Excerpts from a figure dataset
========================================

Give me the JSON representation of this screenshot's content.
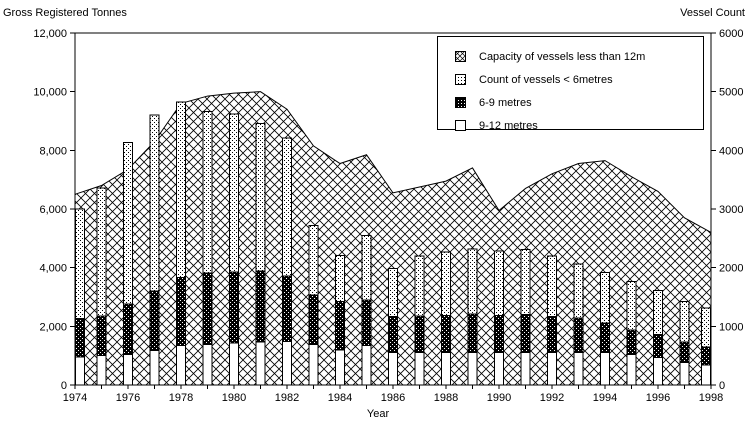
{
  "axes_titles": {
    "left": "Gross Registered Tonnes",
    "right": "Vessel Count",
    "x": "Year"
  },
  "legend": {
    "items": [
      {
        "label": "Capacity of vessels less than 12m",
        "pattern": "crosshatch"
      },
      {
        "label": "Count of vessels < 6metres",
        "pattern": "dots-light"
      },
      {
        "label": "6-9 metres",
        "pattern": "dots-dark"
      },
      {
        "label": "9-12 metres",
        "pattern": "white"
      }
    ]
  },
  "chart_data": {
    "type": "combo-area-stacked-bar",
    "x": [
      1974,
      1975,
      1976,
      1977,
      1978,
      1979,
      1980,
      1981,
      1982,
      1983,
      1984,
      1985,
      1986,
      1987,
      1988,
      1989,
      1990,
      1991,
      1992,
      1993,
      1994,
      1995,
      1996,
      1997,
      1998
    ],
    "x_tick_label_step": 2,
    "x_tick_labels": [
      "1974",
      "1976",
      "1978",
      "1980",
      "1982",
      "1984",
      "1986",
      "1988",
      "1990",
      "1992",
      "1994",
      "1996",
      "1998"
    ],
    "left_axis": {
      "title": "Gross Registered Tonnes",
      "min": 0,
      "max": 12000,
      "step": 2000,
      "tick_labels": [
        "0",
        "2,000",
        "4,000",
        "6,000",
        "8,000",
        "10,000",
        "12,000"
      ]
    },
    "right_axis": {
      "title": "Vessel Count",
      "min": 0,
      "max": 6000,
      "step": 1000,
      "tick_labels": [
        "0",
        "1000",
        "2000",
        "3000",
        "4000",
        "5000",
        "6000"
      ]
    },
    "grid": false,
    "legend_position": "top-right-inside",
    "series": [
      {
        "name": "Capacity of vessels less than 12m",
        "type": "area",
        "axis": "left",
        "pattern": "crosshatch",
        "values": [
          6500,
          6800,
          7350,
          8300,
          9600,
          9850,
          9950,
          10000,
          9400,
          8150,
          7550,
          7850,
          6550,
          6750,
          6950,
          7400,
          5950,
          6700,
          7200,
          7550,
          7650,
          7100,
          6600,
          5700,
          5200
        ]
      },
      {
        "name": "Count of vessels < 6metres",
        "type": "bar",
        "axis": "right",
        "pattern": "dots-light",
        "stack": "top",
        "values": [
          1870,
          2180,
          2750,
          3000,
          2990,
          2760,
          2690,
          2520,
          2350,
          1180,
          790,
          1100,
          820,
          1020,
          1080,
          1110,
          1100,
          1110,
          1030,
          920,
          860,
          820,
          750,
          690,
          660
        ]
      },
      {
        "name": "6-9 metres",
        "type": "bar",
        "axis": "right",
        "pattern": "dots-dark",
        "stack": "middle",
        "values": [
          650,
          680,
          860,
          1010,
          1160,
          1215,
          1210,
          1210,
          1120,
          845,
          820,
          770,
          620,
          625,
          635,
          660,
          635,
          650,
          615,
          590,
          510,
          420,
          395,
          355,
          310
        ]
      },
      {
        "name": "9-12 metres",
        "type": "bar",
        "axis": "right",
        "pattern": "white",
        "stack": "bottom",
        "values": [
          480,
          500,
          520,
          590,
          670,
          690,
          720,
          730,
          740,
          690,
          600,
          675,
          550,
          550,
          550,
          550,
          550,
          550,
          550,
          550,
          550,
          520,
          465,
          380,
          340
        ]
      }
    ],
    "stack_order_bottom_to_top": [
      "9-12 metres",
      "6-9 metres",
      "Count of vessels < 6metres"
    ]
  }
}
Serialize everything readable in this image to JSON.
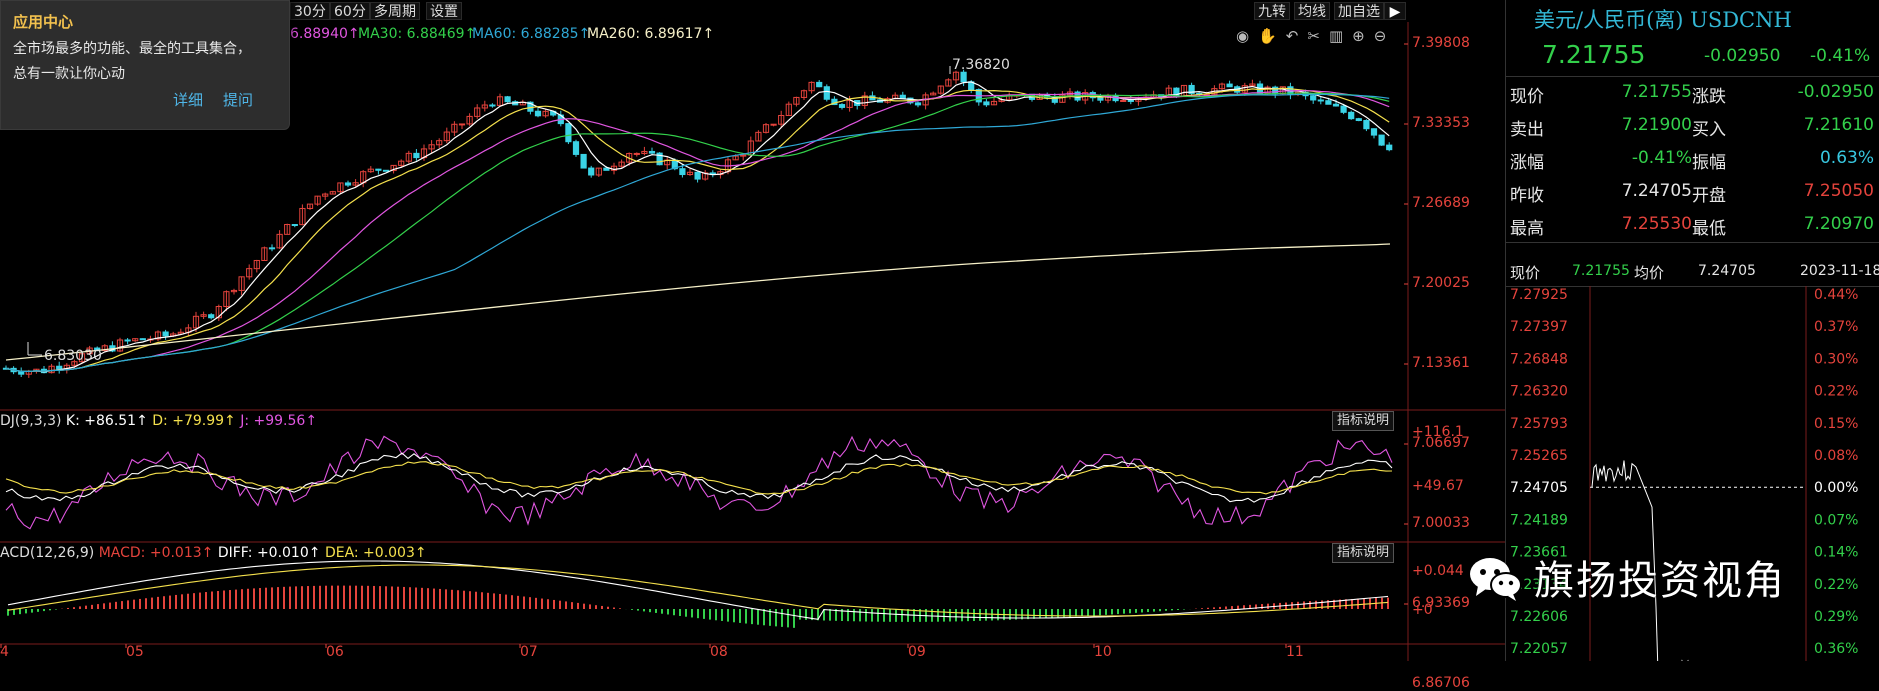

========================================

_Problem description_
Give every line above again exactly, with no pictures.

_Complete output_
Give me the JSON representation of this screenshot's content.
{
  "axes_titles": {
    "left": "Gross Registered Tonnes",
    "right": "Vessel Count",
    "x": "Year"
  },
  "legend": {
    "items": [
      {
        "label": "Capacity of vessels less than 12m",
        "pattern": "crosshatch"
      },
      {
        "label": "Count of vessels < 6metres",
        "pattern": "dots-light"
      },
      {
        "label": "6-9 metres",
        "pattern": "dots-dark"
      },
      {
        "label": "9-12 metres",
        "pattern": "white"
      }
    ]
  },
  "chart_data": {
    "type": "combo-area-stacked-bar",
    "x": [
      1974,
      1975,
      1976,
      1977,
      1978,
      1979,
      1980,
      1981,
      1982,
      1983,
      1984,
      1985,
      1986,
      1987,
      1988,
      1989,
      1990,
      1991,
      1992,
      1993,
      1994,
      1995,
      1996,
      1997,
      1998
    ],
    "x_tick_label_step": 2,
    "x_tick_labels": [
      "1974",
      "1976",
      "1978",
      "1980",
      "1982",
      "1984",
      "1986",
      "1988",
      "1990",
      "1992",
      "1994",
      "1996",
      "1998"
    ],
    "left_axis": {
      "title": "Gross Registered Tonnes",
      "min": 0,
      "max": 12000,
      "step": 2000,
      "tick_labels": [
        "0",
        "2,000",
        "4,000",
        "6,000",
        "8,000",
        "10,000",
        "12,000"
      ]
    },
    "right_axis": {
      "title": "Vessel Count",
      "min": 0,
      "max": 6000,
      "step": 1000,
      "tick_labels": [
        "0",
        "1000",
        "2000",
        "3000",
        "4000",
        "5000",
        "6000"
      ]
    },
    "grid": false,
    "legend_position": "top-right-inside",
    "series": [
      {
        "name": "Capacity of vessels less than 12m",
        "type": "area",
        "axis": "left",
        "pattern": "crosshatch",
        "values": [
          6500,
          6800,
          7350,
          8300,
          9600,
          9850,
          9950,
          10000,
          9400,
          8150,
          7550,
          7850,
          6550,
          6750,
          6950,
          7400,
          5950,
          6700,
          7200,
          7550,
          7650,
          7100,
          6600,
          5700,
          5200
        ]
      },
      {
        "name": "Count of vessels < 6metres",
        "type": "bar",
        "axis": "right",
        "pattern": "dots-light",
        "stack": "top",
        "values": [
          1870,
          2180,
          2750,
          3000,
          2990,
          2760,
          2690,
          2520,
          2350,
          1180,
          790,
          1100,
          820,
          1020,
          1080,
          1110,
          1100,
          1110,
          1030,
          920,
          860,
          820,
          750,
          690,
          660
        ]
      },
      {
        "name": "6-9 metres",
        "type": "bar",
        "axis": "right",
        "pattern": "dots-dark",
        "stack": "middle",
        "values": [
          650,
          680,
          860,
          1010,
          1160,
          1215,
          1210,
          1210,
          1120,
          845,
          820,
          770,
          620,
          625,
          635,
          660,
          635,
          650,
          615,
          590,
          510,
          420,
          395,
          355,
          310
        ]
      },
      {
        "name": "9-12 metres",
        "type": "bar",
        "axis": "right",
        "pattern": "white",
        "stack": "bottom",
        "values": [
          480,
          500,
          520,
          590,
          670,
          690,
          720,
          730,
          740,
          690,
          600,
          675,
          550,
          550,
          550,
          550,
          550,
          550,
          550,
          550,
          550,
          520,
          465,
          380,
          340
        ]
      }
    ],
    "stack_order_bottom_to_top": [
      "9-12 metres",
      "6-9 metres",
      "Count of vessels < 6metres"
    ]
  }
}
Serialize everything readable in this image to JSON.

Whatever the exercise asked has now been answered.